## What is asked:
Exactly as written, please set down all of the entries again, with no pictures.
#### Records for this exercise ####
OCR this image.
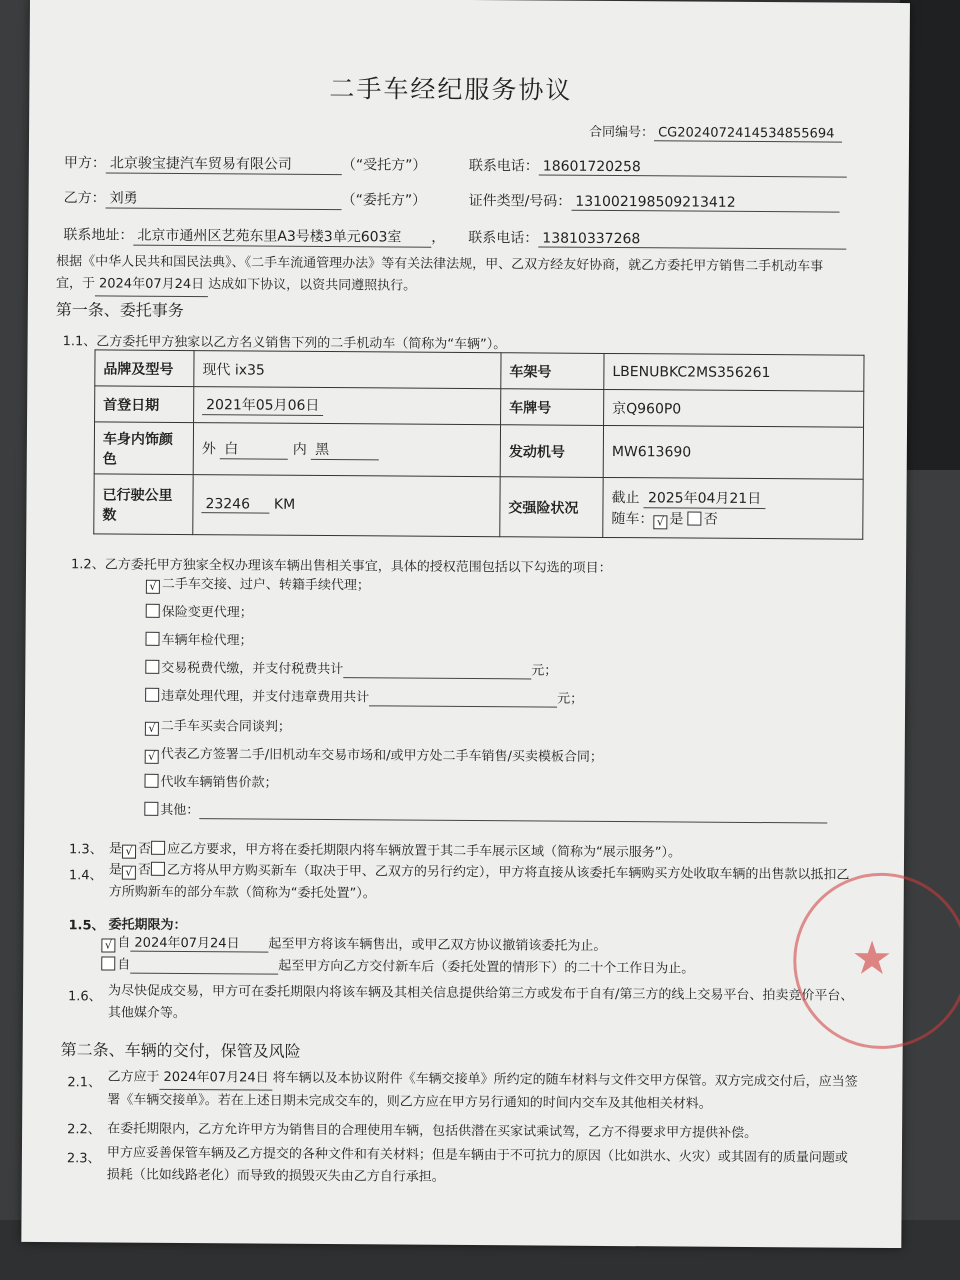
二手车经纪服务协议
合同编号： CG2024072414534855694
甲方： 北京骏宝捷汽车贸易有限公司	（“受托方”）	联系电话： 18601720258
乙方： 刘勇	（“委托方”）	证件类型/号码： 131002198509213412
联系地址： 北京市通州区艺苑东里A3号楼3单元603室 ， 联系电话： 13810337268
根据《中华人民共和国民法典》、《二手车流通管理办法》等有关法律法规，甲、乙双方经友好协商，就乙方委托甲方销售二手机动车事
宜，于 2024年07月24日 达成如下协议，以资共同遵照执行。
第一条、委托事务
1.1、乙方委托甲方独家以乙方名义销售下列的二手机动车（简称为“车辆”）。
品牌及型号	现代 ix35	车架号	LBENUBKC2MS356261
首登日期	2021年05月06日	车牌号	京Q960P0
车身内饰颜色	外 白 内 黑	发动机号	MW613690
已行驶公里数	23246 KM	交强险状况	截止 2025年04月21日
随车： √ 是 否
1.2、乙方委托甲方独家全权办理该车辆出售相关事宜，具体的授权范围包括以下勾选的项目：
√ 二手车交接、过户、转籍手续代理；
保险变更代理；
车辆年检代理；
交易税费代缴，并支付税费共计	元；
违章处理代理，并支付违章费用共计	元；
√ 二手车买卖合同谈判；
√ 代表乙方签署二手/旧机动车交易市场和/或甲方处二手车销售/买卖模板合同；
代收车辆销售价款；
其他：
1.3、 是 √ 否 应乙方要求，甲方将在委托期限内将车辆放置于其二手车展示区域（简称为“展示服务”）。
1.4、 是 √ 否 乙方将从甲方购买新车（取决于甲、乙双方的另行约定），甲方将直接从该委托车辆购买方处收取车辆的出售款以抵扣乙
方所购新车的部分车款（简称为“委托处置”）。
1.5、 委托期限为：
√ 自 2024年07月24日 起至甲方将该车辆售出，或甲乙双方协议撤销该委托为止。
自	起至甲方向乙方交付新车后（委托处置的情形下）的二十个工作日为止。
1.6、 为尽快促成交易，甲方可在委托期限内将该车辆及其相关信息提供给第三方或发布于自有/第三方的线上交易平台、拍卖竞价平台、
其他媒介等。
第二条、车辆的交付，保管及风险
2.1、 乙方应于 2024年07月24日 将车辆以及本协议附件《车辆交接单》所约定的随车材料与文件交甲方保管。双方完成交付后，应当签
署《车辆交接单》。若在上述日期未完成交车的，则乙方应在甲方另行通知的时间内交车及其他相关材料。
2.2、 在委托期限内，乙方允许甲方为销售目的合理使用车辆，包括供潜在买家试乘试驾，乙方不得要求甲方提供补偿。
2.3、 甲方应妥善保管车辆及乙方提交的各种文件和有关材料；但是车辆由于不可抗力的原因（比如洪水、火灾）或其固有的质量问题或
损耗（比如线路老化）而导致的损毁灭失由乙方自行承担。
★
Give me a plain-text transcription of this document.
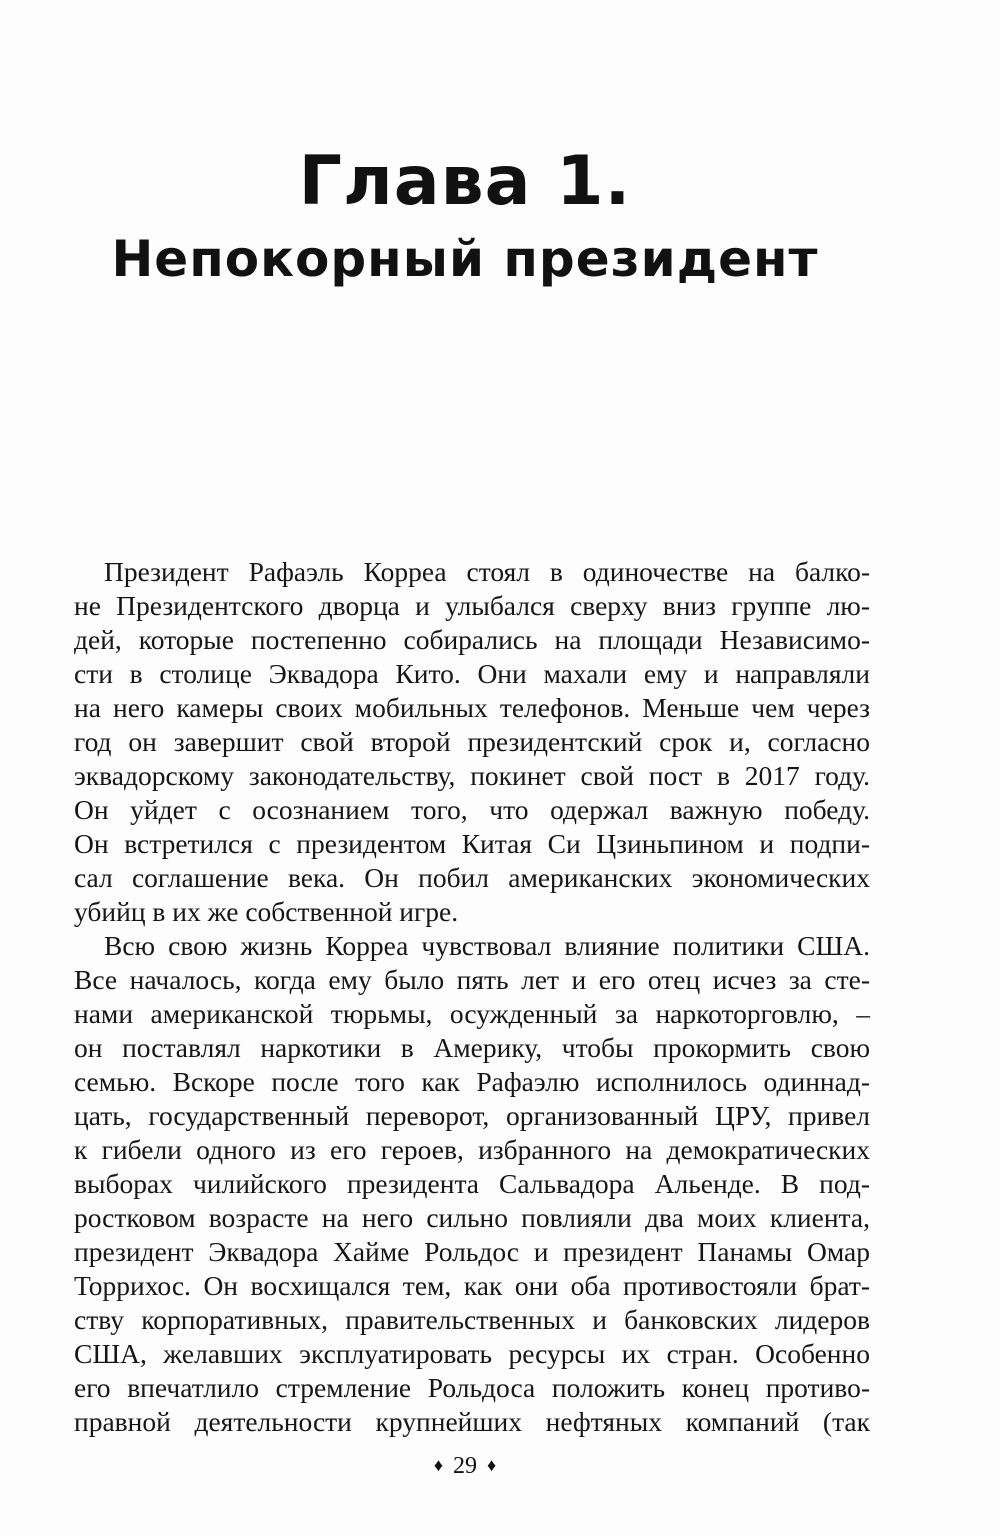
Глава 1.
Непокорный президент
Президент Рафаэль Корреа стоял в одиночестве на балко-
не Президентского дворца и улыбался сверху вниз группе лю-
дей, которые постепенно собирались на площади Независимо-
сти в столице Эквадора Кито. Они махали ему и направляли
на него камеры своих мобильных телефонов. Меньше чем через
год он завершит свой второй президентский срок и, согласно
эквадорскому законодательству, покинет свой пост в 2017 году.
Он уйдет с осознанием того, что одержал важную победу.
Он встретился с президентом Китая Си Цзиньпином и подпи-
сал соглашение века. Он побил американских экономических
убийц в их же собственной игре.
Всю свою жизнь Корреа чувствовал влияние политики США.
Все началось, когда ему было пять лет и его отец исчез за сте-
нами американской тюрьмы, осужденный за наркоторговлю, –
он поставлял наркотики в Америку, чтобы прокормить свою
семью. Вскоре после того как Рафаэлю исполнилось одиннад-
цать, государственный переворот, организованный ЦРУ, привел
к гибели одного из его героев, избранного на демократических
выборах чилийского президента Сальвадора Альенде. В под-
ростковом возрасте на него сильно повлияли два моих клиента,
президент Эквадора Хайме Рольдос и президент Панамы Омар
Торрихос. Он восхищался тем, как они оба противостояли брат-
ству корпоративных, правительственных и банковских лидеров
США, желавших эксплуатировать ресурсы их стран. Особенно
его впечатлило стремление Рольдоса положить конец противо-
правной деятельности крупнейших нефтяных компаний (так
♦ 29 ♦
####
## Reply to the task:
OCR this image.
二手车经纪服务协议
合同编号： CG2024072414534855694
甲方： 北京骏宝捷汽车贸易有限公司	（“受托方”）	联系电话： 18601720258
乙方： 刘勇	（“委托方”）	证件类型/号码： 131002198509213412
联系地址： 北京市通州区艺苑东里A3号楼3单元603室 ， 联系电话： 13810337268
根据《中华人民共和国民法典》、《二手车流通管理办法》等有关法律法规，甲、乙双方经友好协商，就乙方委托甲方销售二手机动车事
宜，于 2024年07月24日 达成如下协议，以资共同遵照执行。
第一条、委托事务
1.1、乙方委托甲方独家以乙方名义销售下列的二手机动车（简称为“车辆”）。
品牌及型号	现代 ix35	车架号	LBENUBKC2MS356261
首登日期	2021年05月06日	车牌号	京Q960P0
车身内饰颜色	外 白 内 黑	发动机号	MW613690
已行驶公里数	23246 KM	交强险状况	截止 2025年04月21日
随车： √ 是 否
1.2、乙方委托甲方独家全权办理该车辆出售相关事宜，具体的授权范围包括以下勾选的项目：
√ 二手车交接、过户、转籍手续代理；
保险变更代理；
车辆年检代理；
交易税费代缴，并支付税费共计	元；
违章处理代理，并支付违章费用共计	元；
√ 二手车买卖合同谈判；
√ 代表乙方签署二手/旧机动车交易市场和/或甲方处二手车销售/买卖模板合同；
代收车辆销售价款；
其他：
1.3、 是 √ 否 应乙方要求，甲方将在委托期限内将车辆放置于其二手车展示区域（简称为“展示服务”）。
1.4、 是 √ 否 乙方将从甲方购买新车（取决于甲、乙双方的另行约定），甲方将直接从该委托车辆购买方处收取车辆的出售款以抵扣乙
方所购新车的部分车款（简称为“委托处置”）。
1.5、 委托期限为：
√ 自 2024年07月24日 起至甲方将该车辆售出，或甲乙双方协议撤销该委托为止。
自	起至甲方向乙方交付新车后（委托处置的情形下）的二十个工作日为止。
1.6、 为尽快促成交易，甲方可在委托期限内将该车辆及其相关信息提供给第三方或发布于自有/第三方的线上交易平台、拍卖竞价平台、
其他媒介等。
第二条、车辆的交付，保管及风险
2.1、 乙方应于 2024年07月24日 将车辆以及本协议附件《车辆交接单》所约定的随车材料与文件交甲方保管。双方完成交付后，应当签
署《车辆交接单》。若在上述日期未完成交车的，则乙方应在甲方另行通知的时间内交车及其他相关材料。
2.2、 在委托期限内，乙方允许甲方为销售目的合理使用车辆，包括供潜在买家试乘试驾，乙方不得要求甲方提供补偿。
2.3、 甲方应妥善保管车辆及乙方提交的各种文件和有关材料；但是车辆由于不可抗力的原因（比如洪水、火灾）或其固有的质量问题或
损耗（比如线路老化）而导致的损毁灭失由乙方自行承担。
★
Give me a plain-text transcription of this document.
Глава 1.
Непокорный президент
Президент Рафаэль Корреа стоял в одиночестве на балко-
не Президентского дворца и улыбался сверху вниз группе лю-
дей, которые постепенно собирались на площади Независимо-
сти в столице Эквадора Кито. Они махали ему и направляли
на него камеры своих мобильных телефонов. Меньше чем через
год он завершит свой второй президентский срок и, согласно
эквадорскому законодательству, покинет свой пост в 2017 году.
Он уйдет с осознанием того, что одержал важную победу.
Он встретился с президентом Китая Си Цзиньпином и подпи-
сал соглашение века. Он побил американских экономических
убийц в их же собственной игре.
Всю свою жизнь Корреа чувствовал влияние политики США.
Все началось, когда ему было пять лет и его отец исчез за сте-
нами американской тюрьмы, осужденный за наркоторговлю, –
он поставлял наркотики в Америку, чтобы прокормить свою
семью. Вскоре после того как Рафаэлю исполнилось одиннад-
цать, государственный переворот, организованный ЦРУ, привел
к гибели одного из его героев, избранного на демократических
выборах чилийского президента Сальвадора Альенде. В под-
ростковом возрасте на него сильно повлияли два моих клиента,
президент Эквадора Хайме Рольдос и президент Панамы Омар
Торрихос. Он восхищался тем, как они оба противостояли брат-
ству корпоративных, правительственных и банковских лидеров
США, желавших эксплуатировать ресурсы их стран. Особенно
его впечатлило стремление Рольдоса положить конец противо-
правной деятельности крупнейших нефтяных компаний (так
♦ 29 ♦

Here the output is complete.